Collected data entries:
+ + +

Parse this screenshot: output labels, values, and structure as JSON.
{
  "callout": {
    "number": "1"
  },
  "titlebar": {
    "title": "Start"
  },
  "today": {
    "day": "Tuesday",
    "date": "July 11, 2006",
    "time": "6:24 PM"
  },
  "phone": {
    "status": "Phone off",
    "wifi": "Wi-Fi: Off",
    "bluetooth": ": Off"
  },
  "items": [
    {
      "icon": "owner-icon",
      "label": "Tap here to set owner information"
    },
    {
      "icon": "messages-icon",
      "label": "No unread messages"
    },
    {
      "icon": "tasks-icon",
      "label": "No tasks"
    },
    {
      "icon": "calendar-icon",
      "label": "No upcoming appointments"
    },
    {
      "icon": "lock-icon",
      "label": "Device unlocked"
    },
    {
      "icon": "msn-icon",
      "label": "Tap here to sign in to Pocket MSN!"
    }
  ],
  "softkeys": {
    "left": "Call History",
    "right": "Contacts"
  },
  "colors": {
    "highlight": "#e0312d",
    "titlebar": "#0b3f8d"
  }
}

+ + +

Repeat the data above, word for word.

● Final result:
Parse this screenshot: output labels, values, and structure as JSON.
{
  "callout": {
    "number": "1"
  },
  "titlebar": {
    "title": "Start"
  },
  "today": {
    "day": "Tuesday",
    "date": "July 11, 2006",
    "time": "6:24 PM"
  },
  "phone": {
    "status": "Phone off",
    "wifi": "Wi-Fi: Off",
    "bluetooth": ": Off"
  },
  "items": [
    {
      "icon": "owner-icon",
      "label": "Tap here to set owner information"
    },
    {
      "icon": "messages-icon",
      "label": "No unread messages"
    },
    {
      "icon": "tasks-icon",
      "label": "No tasks"
    },
    {
      "icon": "calendar-icon",
      "label": "No upcoming appointments"
    },
    {
      "icon": "lock-icon",
      "label": "Device unlocked"
    },
    {
      "icon": "msn-icon",
      "label": "Tap here to sign in to Pocket MSN!"
    }
  ],
  "softkeys": {
    "left": "Call History",
    "right": "Contacts"
  },
  "colors": {
    "highlight": "#e0312d",
    "titlebar": "#0b3f8d"
  }
}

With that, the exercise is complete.